What you will do
Retype the data that follows exactly. No pictures belong in the copy.

[Material for the task]

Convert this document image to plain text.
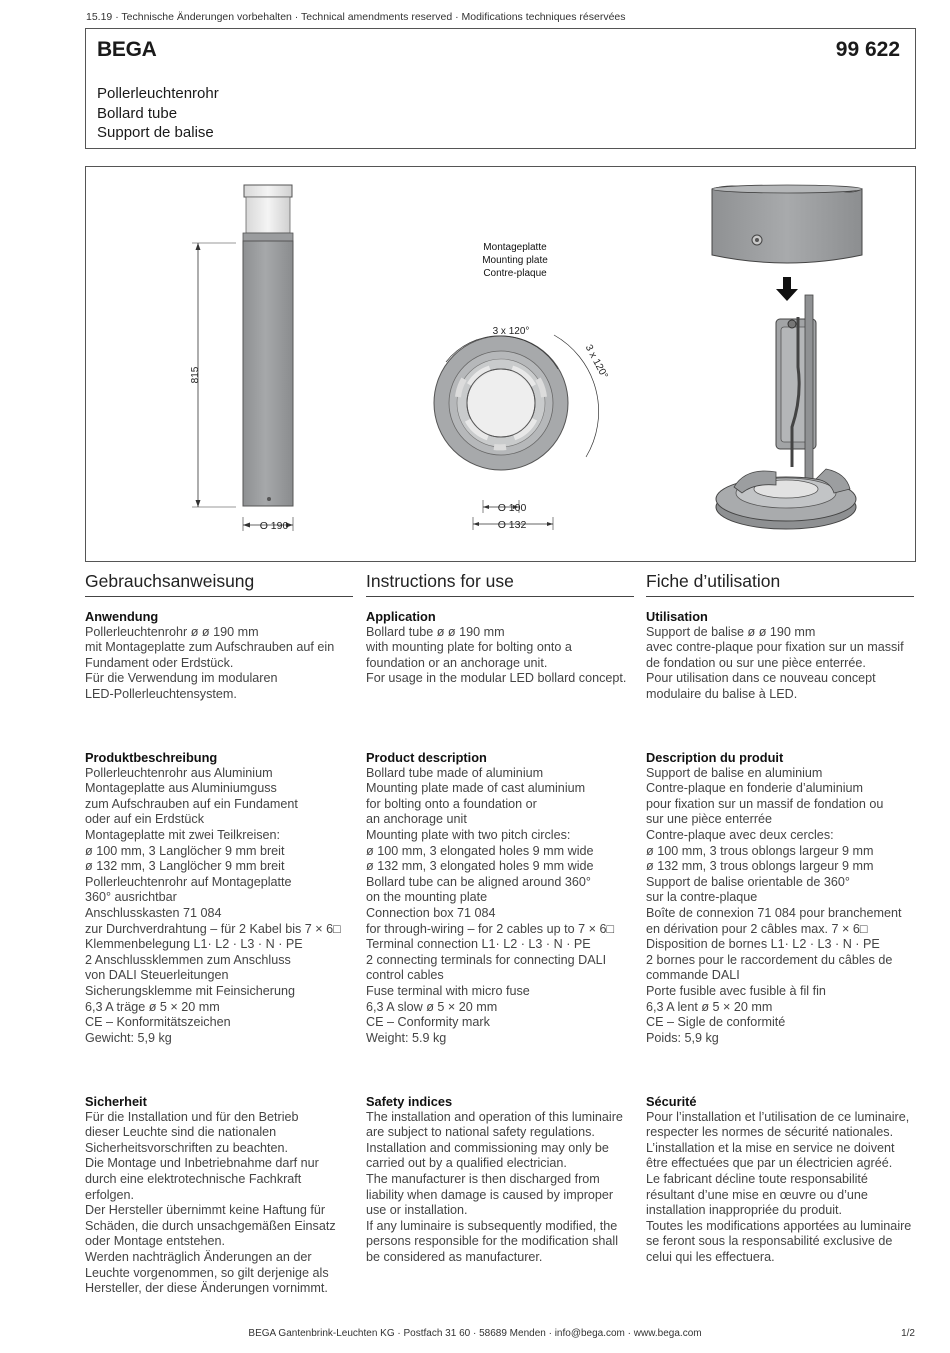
15.19 · Technische Änderungen vorbehalten · Technical amendments reserved · Modifications techniques réservées
BEGA	99 622
Pollerleuchtenrohr
Bollard tube
Support de balise
815
O 190
Montageplatte
Mounting plate
Contre-plaque
3 x 120°
3 x 120°
O 100
O 132
Gebrauchsanweisung	Instructions for use	Fiche d’utilisation
Anwendung
Pollerleuchtenrohr ø ø 190 mm
mit Montageplatte zum Aufschrauben auf ein
Fundament oder Erdstück.
Für die Verwendung im modularen
LED-Pollerleuchtensystem.
Produktbeschreibung
Pollerleuchtenrohr aus Aluminium
Montageplatte aus Aluminiumguss
zum Aufschrauben auf ein Fundament
oder auf ein Erdstück
Montageplatte mit zwei Teilkreisen:
ø 100 mm, 3 Langlöcher 9 mm breit
ø 132 mm, 3 Langlöcher 9 mm breit
Pollerleuchtenrohr auf Montageplatte
360° ausrichtbar
Anschlusskasten 71 084
zur Durchverdrahtung – für 2 Kabel bis 7 × 6□
Klemmenbelegung L1· L2 · L3 · N · PE
2 Anschlussklemmen zum Anschluss
von DALI Steuerleitungen
Sicherungsklemme mit Feinsicherung
6,3 A träge ø 5 × 20 mm
CE – Konformitätszeichen
Gewicht: 5,9 kg
Sicherheit
Für die Installation und für den Betrieb
dieser Leuchte sind die nationalen
Sicherheitsvorschriften zu beachten.
Die Montage und Inbetriebnahme darf nur
durch eine elektrotechnische Fachkraft
erfolgen.
Der Hersteller übernimmt keine Haftung für
Schäden, die durch unsachgemäßen Einsatz
oder Montage entstehen.
Werden nachträglich Änderungen an der
Leuchte vorgenommen, so gilt derjenige als
Hersteller, der diese Änderungen vornimmt.
Application
Bollard tube ø ø 190 mm
with mounting plate for bolting onto a
foundation or an anchorage unit.
For usage in the modular LED bollard concept.
Product description
Bollard tube made of aluminium
Mounting plate made of cast aluminium
for bolting onto a foundation or
an anchorage unit
Mounting plate with two pitch circles:
ø 100 mm, 3 elongated holes 9 mm wide
ø 132 mm, 3 elongated holes 9 mm wide
Bollard tube can be aligned around 360°
on the mounting plate
Connection box 71 084
for through-wiring – for 2 cables up to 7 × 6□
Terminal connection L1· L2 · L3 · N · PE
2 connecting terminals for connecting DALI
control cables
Fuse terminal with micro fuse
6,3 A slow ø 5 × 20 mm
CE – Conformity mark
Weight: 5.9 kg
Safety indices
The installation and operation of this luminaire
are subject to national safety regulations.
Installation and commissioning may only be
carried out by a qualified electrician.
The manufacturer is then discharged from
liability when damage is caused by improper
use or installation.
If any luminaire is subsequently modified, the
persons responsible for the modification shall
be considered as manufacturer.
Utilisation
Support de balise ø ø 190 mm
avec contre-plaque pour fixation sur un massif
de fondation ou sur une pièce enterrée.
Pour utilisation dans ce nouveau concept
modulaire du balise à LED.
Description du produit
Support de balise en aluminium
Contre-plaque en fonderie d’aluminium
pour fixation sur un massif de fondation ou
sur une pièce enterrée
Contre-plaque avec deux cercles:
ø 100 mm, 3 trous oblongs largeur 9 mm
ø 132 mm, 3 trous oblongs largeur 9 mm
Support de balise orientable de 360°
sur la contre-plaque
Boîte de connexion 71 084 pour branchement
en dérivation pour 2 câbles max. 7 × 6□
Disposition de bornes L1· L2 · L3 · N · PE
2 bornes pour le raccordement du câbles de
commande DALI
Porte fusible avec fusible à fil fin
6,3 A lent ø 5 × 20 mm
CE – Sigle de conformité
Poids: 5,9 kg
Sécurité
Pour l’installation et l’utilisation de ce luminaire,
respecter les normes de sécurité nationales.
L’installation et la mise en service ne doivent
être effectuées que par un électricien agréé.
Le fabricant décline toute responsabilité
résultant d’une mise en œuvre ou d’une
installation inappropriée du produit.
Toutes les modifications apportées au luminaire
se feront sous la responsabilité exclusive de
celui qui les effectuera.
BEGA Gantenbrink-Leuchten KG · Postfach 31 60 · 58689 Menden · info@bega.com · www.bega.com	1/2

[/Material for the task]

Solved problem
Convert this document image to plain text.
15.19 · Technische Änderungen vorbehalten · Technical amendments reserved · Modifications techniques réservées
BEGA	99 622
Pollerleuchtenrohr
Bollard tube
Support de balise
815
O 190
Montageplatte
Mounting plate
Contre-plaque
3 x 120°
3 x 120°
O 100
O 132
Gebrauchsanweisung	Instructions for use	Fiche d’utilisation
Anwendung
Pollerleuchtenrohr ø ø 190 mm
mit Montageplatte zum Aufschrauben auf ein
Fundament oder Erdstück.
Für die Verwendung im modularen
LED-Pollerleuchtensystem.
Produktbeschreibung
Pollerleuchtenrohr aus Aluminium
Montageplatte aus Aluminiumguss
zum Aufschrauben auf ein Fundament
oder auf ein Erdstück
Montageplatte mit zwei Teilkreisen:
ø 100 mm, 3 Langlöcher 9 mm breit
ø 132 mm, 3 Langlöcher 9 mm breit
Pollerleuchtenrohr auf Montageplatte
360° ausrichtbar
Anschlusskasten 71 084
zur Durchverdrahtung – für 2 Kabel bis 7 × 6□
Klemmenbelegung L1· L2 · L3 · N · PE
2 Anschlussklemmen zum Anschluss
von DALI Steuerleitungen
Sicherungsklemme mit Feinsicherung
6,3 A träge ø 5 × 20 mm
CE – Konformitätszeichen
Gewicht: 5,9 kg
Sicherheit
Für die Installation und für den Betrieb
dieser Leuchte sind die nationalen
Sicherheitsvorschriften zu beachten.
Die Montage und Inbetriebnahme darf nur
durch eine elektrotechnische Fachkraft
erfolgen.
Der Hersteller übernimmt keine Haftung für
Schäden, die durch unsachgemäßen Einsatz
oder Montage entstehen.
Werden nachträglich Änderungen an der
Leuchte vorgenommen, so gilt derjenige als
Hersteller, der diese Änderungen vornimmt.
Application
Bollard tube ø ø 190 mm
with mounting plate for bolting onto a
foundation or an anchorage unit.
For usage in the modular LED bollard concept.
Product description
Bollard tube made of aluminium
Mounting plate made of cast aluminium
for bolting onto a foundation or
an anchorage unit
Mounting plate with two pitch circles:
ø 100 mm, 3 elongated holes 9 mm wide
ø 132 mm, 3 elongated holes 9 mm wide
Bollard tube can be aligned around 360°
on the mounting plate
Connection box 71 084
for through-wiring – for 2 cables up to 7 × 6□
Terminal connection L1· L2 · L3 · N · PE
2 connecting terminals for connecting DALI
control cables
Fuse terminal with micro fuse
6,3 A slow ø 5 × 20 mm
CE – Conformity mark
Weight: 5.9 kg
Safety indices
The installation and operation of this luminaire
are subject to national safety regulations.
Installation and commissioning may only be
carried out by a qualified electrician.
The manufacturer is then discharged from
liability when damage is caused by improper
use or installation.
If any luminaire is subsequently modified, the
persons responsible for the modification shall
be considered as manufacturer.
Utilisation
Support de balise ø ø 190 mm
avec contre-plaque pour fixation sur un massif
de fondation ou sur une pièce enterrée.
Pour utilisation dans ce nouveau concept
modulaire du balise à LED.
Description du produit
Support de balise en aluminium
Contre-plaque en fonderie d’aluminium
pour fixation sur un massif de fondation ou
sur une pièce enterrée
Contre-plaque avec deux cercles:
ø 100 mm, 3 trous oblongs largeur 9 mm
ø 132 mm, 3 trous oblongs largeur 9 mm
Support de balise orientable de 360°
sur la contre-plaque
Boîte de connexion 71 084 pour branchement
en dérivation pour 2 câbles max. 7 × 6□
Disposition de bornes L1· L2 · L3 · N · PE
2 bornes pour le raccordement du câbles de
commande DALI
Porte fusible avec fusible à fil fin
6,3 A lent ø 5 × 20 mm
CE – Sigle de conformité
Poids: 5,9 kg
Sécurité
Pour l’installation et l’utilisation de ce luminaire,
respecter les normes de sécurité nationales.
L’installation et la mise en service ne doivent
être effectuées que par un électricien agréé.
Le fabricant décline toute responsabilité
résultant d’une mise en œuvre ou d’une
installation inappropriée du produit.
Toutes les modifications apportées au luminaire
se feront sous la responsabilité exclusive de
celui qui les effectuera.
BEGA Gantenbrink-Leuchten KG · Postfach 31 60 · 58689 Menden · info@bega.com · www.bega.com	1/2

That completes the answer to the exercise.